_PROBLEM TO WORK ON:_ Write out every entry exactly as it stands.

_TASK MATERIAL:_

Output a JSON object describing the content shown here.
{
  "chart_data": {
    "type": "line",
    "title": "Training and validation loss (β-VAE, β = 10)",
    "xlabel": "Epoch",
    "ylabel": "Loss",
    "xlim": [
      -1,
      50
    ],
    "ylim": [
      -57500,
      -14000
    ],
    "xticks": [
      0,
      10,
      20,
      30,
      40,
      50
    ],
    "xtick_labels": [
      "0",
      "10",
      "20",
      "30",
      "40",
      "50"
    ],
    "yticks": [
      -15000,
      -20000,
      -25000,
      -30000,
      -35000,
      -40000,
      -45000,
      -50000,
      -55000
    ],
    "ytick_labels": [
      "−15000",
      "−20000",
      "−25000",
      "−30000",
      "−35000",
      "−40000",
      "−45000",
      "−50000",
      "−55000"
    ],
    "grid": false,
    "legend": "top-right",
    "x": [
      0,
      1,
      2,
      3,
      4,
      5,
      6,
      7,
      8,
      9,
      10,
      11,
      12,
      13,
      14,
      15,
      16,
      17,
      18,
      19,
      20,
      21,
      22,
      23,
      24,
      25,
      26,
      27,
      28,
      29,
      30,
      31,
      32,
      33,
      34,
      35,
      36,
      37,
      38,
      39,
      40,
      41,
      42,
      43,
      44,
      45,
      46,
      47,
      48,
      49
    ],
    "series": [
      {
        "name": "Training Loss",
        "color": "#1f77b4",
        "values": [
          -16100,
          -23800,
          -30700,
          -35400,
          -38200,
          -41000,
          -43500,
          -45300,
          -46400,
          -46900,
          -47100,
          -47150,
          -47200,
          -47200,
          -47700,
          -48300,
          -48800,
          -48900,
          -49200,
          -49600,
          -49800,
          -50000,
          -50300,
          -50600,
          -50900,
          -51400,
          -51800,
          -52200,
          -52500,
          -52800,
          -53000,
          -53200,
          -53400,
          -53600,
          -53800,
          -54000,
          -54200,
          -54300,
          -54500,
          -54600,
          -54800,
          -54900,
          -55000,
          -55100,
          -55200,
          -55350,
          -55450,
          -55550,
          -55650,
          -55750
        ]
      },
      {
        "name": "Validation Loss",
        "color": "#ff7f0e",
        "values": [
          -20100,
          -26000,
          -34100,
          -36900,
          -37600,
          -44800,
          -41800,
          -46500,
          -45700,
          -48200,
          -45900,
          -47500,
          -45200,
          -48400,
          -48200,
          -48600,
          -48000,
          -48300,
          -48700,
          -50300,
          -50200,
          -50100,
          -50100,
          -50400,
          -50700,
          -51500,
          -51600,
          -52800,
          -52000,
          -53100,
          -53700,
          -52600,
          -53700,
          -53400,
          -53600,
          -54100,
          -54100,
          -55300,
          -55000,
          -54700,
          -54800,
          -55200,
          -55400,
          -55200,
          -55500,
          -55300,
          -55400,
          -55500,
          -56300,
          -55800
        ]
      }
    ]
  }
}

_FINAL RESULT:_
Output a JSON object describing the content shown here.
{
  "chart_data": {
    "type": "line",
    "title": "Training and validation loss (β-VAE, β = 10)",
    "xlabel": "Epoch",
    "ylabel": "Loss",
    "xlim": [
      -1,
      50
    ],
    "ylim": [
      -57500,
      -14000
    ],
    "xticks": [
      0,
      10,
      20,
      30,
      40,
      50
    ],
    "xtick_labels": [
      "0",
      "10",
      "20",
      "30",
      "40",
      "50"
    ],
    "yticks": [
      -15000,
      -20000,
      -25000,
      -30000,
      -35000,
      -40000,
      -45000,
      -50000,
      -55000
    ],
    "ytick_labels": [
      "−15000",
      "−20000",
      "−25000",
      "−30000",
      "−35000",
      "−40000",
      "−45000",
      "−50000",
      "−55000"
    ],
    "grid": false,
    "legend": "top-right",
    "x": [
      0,
      1,
      2,
      3,
      4,
      5,
      6,
      7,
      8,
      9,
      10,
      11,
      12,
      13,
      14,
      15,
      16,
      17,
      18,
      19,
      20,
      21,
      22,
      23,
      24,
      25,
      26,
      27,
      28,
      29,
      30,
      31,
      32,
      33,
      34,
      35,
      36,
      37,
      38,
      39,
      40,
      41,
      42,
      43,
      44,
      45,
      46,
      47,
      48,
      49
    ],
    "series": [
      {
        "name": "Training Loss",
        "color": "#1f77b4",
        "values": [
          -16100,
          -23800,
          -30700,
          -35400,
          -38200,
          -41000,
          -43500,
          -45300,
          -46400,
          -46900,
          -47100,
          -47150,
          -47200,
          -47200,
          -47700,
          -48300,
          -48800,
          -48900,
          -49200,
          -49600,
          -49800,
          -50000,
          -50300,
          -50600,
          -50900,
          -51400,
          -51800,
          -52200,
          -52500,
          -52800,
          -53000,
          -53200,
          -53400,
          -53600,
          -53800,
          -54000,
          -54200,
          -54300,
          -54500,
          -54600,
          -54800,
          -54900,
          -55000,
          -55100,
          -55200,
          -55350,
          -55450,
          -55550,
          -55650,
          -55750
        ]
      },
      {
        "name": "Validation Loss",
        "color": "#ff7f0e",
        "values": [
          -20100,
          -26000,
          -34100,
          -36900,
          -37600,
          -44800,
          -41800,
          -46500,
          -45700,
          -48200,
          -45900,
          -47500,
          -45200,
          -48400,
          -48200,
          -48600,
          -48000,
          -48300,
          -48700,
          -50300,
          -50200,
          -50100,
          -50100,
          -50400,
          -50700,
          -51500,
          -51600,
          -52800,
          -52000,
          -53100,
          -53700,
          -52600,
          -53700,
          -53400,
          -53600,
          -54100,
          -54100,
          -55300,
          -55000,
          -54700,
          -54800,
          -55200,
          -55400,
          -55200,
          -55500,
          -55300,
          -55400,
          -55500,
          -56300,
          -55800
        ]
      }
    ]
  }
}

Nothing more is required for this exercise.